▶ _Extracted information_:
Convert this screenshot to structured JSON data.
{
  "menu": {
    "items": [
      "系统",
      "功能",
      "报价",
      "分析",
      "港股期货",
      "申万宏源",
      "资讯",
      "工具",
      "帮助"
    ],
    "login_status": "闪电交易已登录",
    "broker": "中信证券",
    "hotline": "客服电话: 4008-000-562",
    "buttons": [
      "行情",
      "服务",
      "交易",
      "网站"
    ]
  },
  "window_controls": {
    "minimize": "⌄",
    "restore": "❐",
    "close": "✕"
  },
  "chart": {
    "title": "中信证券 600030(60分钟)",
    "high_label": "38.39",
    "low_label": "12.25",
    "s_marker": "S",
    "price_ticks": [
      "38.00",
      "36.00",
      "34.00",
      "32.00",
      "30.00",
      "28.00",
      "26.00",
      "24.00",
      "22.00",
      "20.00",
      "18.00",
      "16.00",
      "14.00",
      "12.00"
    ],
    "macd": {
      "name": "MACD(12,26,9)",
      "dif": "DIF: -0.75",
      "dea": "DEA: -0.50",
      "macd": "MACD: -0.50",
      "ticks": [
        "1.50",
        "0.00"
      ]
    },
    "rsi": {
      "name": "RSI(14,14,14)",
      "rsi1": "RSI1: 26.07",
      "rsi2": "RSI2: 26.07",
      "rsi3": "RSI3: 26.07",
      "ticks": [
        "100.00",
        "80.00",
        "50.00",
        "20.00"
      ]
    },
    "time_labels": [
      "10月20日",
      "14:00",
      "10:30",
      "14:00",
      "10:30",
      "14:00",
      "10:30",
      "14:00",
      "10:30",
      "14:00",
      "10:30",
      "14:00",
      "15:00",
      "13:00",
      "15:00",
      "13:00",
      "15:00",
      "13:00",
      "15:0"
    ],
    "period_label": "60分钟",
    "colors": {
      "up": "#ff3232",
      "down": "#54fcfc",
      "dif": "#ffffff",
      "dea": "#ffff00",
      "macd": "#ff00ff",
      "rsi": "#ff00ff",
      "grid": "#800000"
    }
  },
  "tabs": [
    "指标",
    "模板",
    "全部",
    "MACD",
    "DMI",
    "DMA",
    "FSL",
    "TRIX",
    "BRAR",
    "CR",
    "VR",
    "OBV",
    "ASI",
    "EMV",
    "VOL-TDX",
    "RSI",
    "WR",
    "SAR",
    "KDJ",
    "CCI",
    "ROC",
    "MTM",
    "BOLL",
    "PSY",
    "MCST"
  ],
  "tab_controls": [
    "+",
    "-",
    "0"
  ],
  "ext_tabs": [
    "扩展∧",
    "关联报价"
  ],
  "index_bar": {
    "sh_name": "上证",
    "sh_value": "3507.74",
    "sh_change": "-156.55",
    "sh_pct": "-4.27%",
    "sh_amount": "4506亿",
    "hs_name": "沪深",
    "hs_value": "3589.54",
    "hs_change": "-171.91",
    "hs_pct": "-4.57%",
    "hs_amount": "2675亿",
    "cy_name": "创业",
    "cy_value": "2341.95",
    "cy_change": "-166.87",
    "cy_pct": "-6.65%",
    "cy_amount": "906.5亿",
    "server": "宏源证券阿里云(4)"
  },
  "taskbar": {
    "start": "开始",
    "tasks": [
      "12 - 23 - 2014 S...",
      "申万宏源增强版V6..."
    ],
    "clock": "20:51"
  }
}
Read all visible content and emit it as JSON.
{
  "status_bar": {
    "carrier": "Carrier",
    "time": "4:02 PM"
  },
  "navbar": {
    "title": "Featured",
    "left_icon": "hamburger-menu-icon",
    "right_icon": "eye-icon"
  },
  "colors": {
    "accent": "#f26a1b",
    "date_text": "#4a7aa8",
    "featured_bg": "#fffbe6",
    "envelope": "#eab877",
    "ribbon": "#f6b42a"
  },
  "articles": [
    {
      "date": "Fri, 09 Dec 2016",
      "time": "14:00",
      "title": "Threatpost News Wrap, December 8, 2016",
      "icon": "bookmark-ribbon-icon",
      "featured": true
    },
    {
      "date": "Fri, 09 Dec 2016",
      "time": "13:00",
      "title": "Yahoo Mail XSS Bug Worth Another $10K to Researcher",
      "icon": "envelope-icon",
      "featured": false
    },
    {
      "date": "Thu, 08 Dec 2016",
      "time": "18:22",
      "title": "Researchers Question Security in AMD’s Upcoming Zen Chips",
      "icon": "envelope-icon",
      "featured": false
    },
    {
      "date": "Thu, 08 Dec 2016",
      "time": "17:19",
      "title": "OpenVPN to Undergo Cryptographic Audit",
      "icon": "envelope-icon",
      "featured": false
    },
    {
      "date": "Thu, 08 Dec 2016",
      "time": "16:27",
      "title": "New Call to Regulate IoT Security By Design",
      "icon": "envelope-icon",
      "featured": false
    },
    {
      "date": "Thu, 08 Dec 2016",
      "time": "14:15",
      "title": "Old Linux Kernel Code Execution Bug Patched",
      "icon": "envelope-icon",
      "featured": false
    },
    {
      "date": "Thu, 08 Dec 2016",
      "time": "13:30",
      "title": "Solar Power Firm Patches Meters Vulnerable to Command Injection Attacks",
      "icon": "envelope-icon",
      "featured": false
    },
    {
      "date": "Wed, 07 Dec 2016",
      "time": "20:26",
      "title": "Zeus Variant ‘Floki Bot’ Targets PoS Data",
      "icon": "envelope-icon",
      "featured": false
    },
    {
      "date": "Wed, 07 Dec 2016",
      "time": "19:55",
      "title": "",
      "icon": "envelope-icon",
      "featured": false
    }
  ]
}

▶ _Short problem_: Copy out the whole listing, exactly as written.

▶ _Worked answer_:
Convert this screenshot to structured JSON data.
{
  "menu": {
    "items": [
      "系统",
      "功能",
      "报价",
      "分析",
      "港股期货",
      "申万宏源",
      "资讯",
      "工具",
      "帮助"
    ],
    "login_status": "闪电交易已登录",
    "broker": "中信证券",
    "hotline": "客服电话: 4008-000-562",
    "buttons": [
      "行情",
      "服务",
      "交易",
      "网站"
    ]
  },
  "window_controls": {
    "minimize": "⌄",
    "restore": "❐",
    "close": "✕"
  },
  "chart": {
    "title": "中信证券 600030(60分钟)",
    "high_label": "38.39",
    "low_label": "12.25",
    "s_marker": "S",
    "price_ticks": [
      "38.00",
      "36.00",
      "34.00",
      "32.00",
      "30.00",
      "28.00",
      "26.00",
      "24.00",
      "22.00",
      "20.00",
      "18.00",
      "16.00",
      "14.00",
      "12.00"
    ],
    "macd": {
      "name": "MACD(12,26,9)",
      "dif": "DIF: -0.75",
      "dea": "DEA: -0.50",
      "macd": "MACD: -0.50",
      "ticks": [
        "1.50",
        "0.00"
      ]
    },
    "rsi": {
      "name": "RSI(14,14,14)",
      "rsi1": "RSI1: 26.07",
      "rsi2": "RSI2: 26.07",
      "rsi3": "RSI3: 26.07",
      "ticks": [
        "100.00",
        "80.00",
        "50.00",
        "20.00"
      ]
    },
    "time_labels": [
      "10月20日",
      "14:00",
      "10:30",
      "14:00",
      "10:30",
      "14:00",
      "10:30",
      "14:00",
      "10:30",
      "14:00",
      "10:30",
      "14:00",
      "15:00",
      "13:00",
      "15:00",
      "13:00",
      "15:00",
      "13:00",
      "15:0"
    ],
    "period_label": "60分钟",
    "colors": {
      "up": "#ff3232",
      "down": "#54fcfc",
      "dif": "#ffffff",
      "dea": "#ffff00",
      "macd": "#ff00ff",
      "rsi": "#ff00ff",
      "grid": "#800000"
    }
  },
  "tabs": [
    "指标",
    "模板",
    "全部",
    "MACD",
    "DMI",
    "DMA",
    "FSL",
    "TRIX",
    "BRAR",
    "CR",
    "VR",
    "OBV",
    "ASI",
    "EMV",
    "VOL-TDX",
    "RSI",
    "WR",
    "SAR",
    "KDJ",
    "CCI",
    "ROC",
    "MTM",
    "BOLL",
    "PSY",
    "MCST"
  ],
  "tab_controls": [
    "+",
    "-",
    "0"
  ],
  "ext_tabs": [
    "扩展∧",
    "关联报价"
  ],
  "index_bar": {
    "sh_name": "上证",
    "sh_value": "3507.74",
    "sh_change": "-156.55",
    "sh_pct": "-4.27%",
    "sh_amount": "4506亿",
    "hs_name": "沪深",
    "hs_value": "3589.54",
    "hs_change": "-171.91",
    "hs_pct": "-4.57%",
    "hs_amount": "2675亿",
    "cy_name": "创业",
    "cy_value": "2341.95",
    "cy_change": "-166.87",
    "cy_pct": "-6.65%",
    "cy_amount": "906.5亿",
    "server": "宏源证券阿里云(4)"
  },
  "taskbar": {
    "start": "开始",
    "tasks": [
      "12 - 23 - 2014 S...",
      "申万宏源增强版V6..."
    ],
    "clock": "20:51"
  }
}
Read all visible content and emit it as JSON.
{
  "status_bar": {
    "carrier": "Carrier",
    "time": "4:02 PM"
  },
  "navbar": {
    "title": "Featured",
    "left_icon": "hamburger-menu-icon",
    "right_icon": "eye-icon"
  },
  "colors": {
    "accent": "#f26a1b",
    "date_text": "#4a7aa8",
    "featured_bg": "#fffbe6",
    "envelope": "#eab877",
    "ribbon": "#f6b42a"
  },
  "articles": [
    {
      "date": "Fri, 09 Dec 2016",
      "time": "14:00",
      "title": "Threatpost News Wrap, December 8, 2016",
      "icon": "bookmark-ribbon-icon",
      "featured": true
    },
    {
      "date": "Fri, 09 Dec 2016",
      "time": "13:00",
      "title": "Yahoo Mail XSS Bug Worth Another $10K to Researcher",
      "icon": "envelope-icon",
      "featured": false
    },
    {
      "date": "Thu, 08 Dec 2016",
      "time": "18:22",
      "title": "Researchers Question Security in AMD’s Upcoming Zen Chips",
      "icon": "envelope-icon",
      "featured": false
    },
    {
      "date": "Thu, 08 Dec 2016",
      "time": "17:19",
      "title": "OpenVPN to Undergo Cryptographic Audit",
      "icon": "envelope-icon",
      "featured": false
    },
    {
      "date": "Thu, 08 Dec 2016",
      "time": "16:27",
      "title": "New Call to Regulate IoT Security By Design",
      "icon": "envelope-icon",
      "featured": false
    },
    {
      "date": "Thu, 08 Dec 2016",
      "time": "14:15",
      "title": "Old Linux Kernel Code Execution Bug Patched",
      "icon": "envelope-icon",
      "featured": false
    },
    {
      "date": "Thu, 08 Dec 2016",
      "time": "13:30",
      "title": "Solar Power Firm Patches Meters Vulnerable to Command Injection Attacks",
      "icon": "envelope-icon",
      "featured": false
    },
    {
      "date": "Wed, 07 Dec 2016",
      "time": "20:26",
      "title": "Zeus Variant ‘Floki Bot’ Targets PoS Data",
      "icon": "envelope-icon",
      "featured": false
    },
    {
      "date": "Wed, 07 Dec 2016",
      "time": "19:55",
      "title": "",
      "icon": "envelope-icon",
      "featured": false
    }
  ]
}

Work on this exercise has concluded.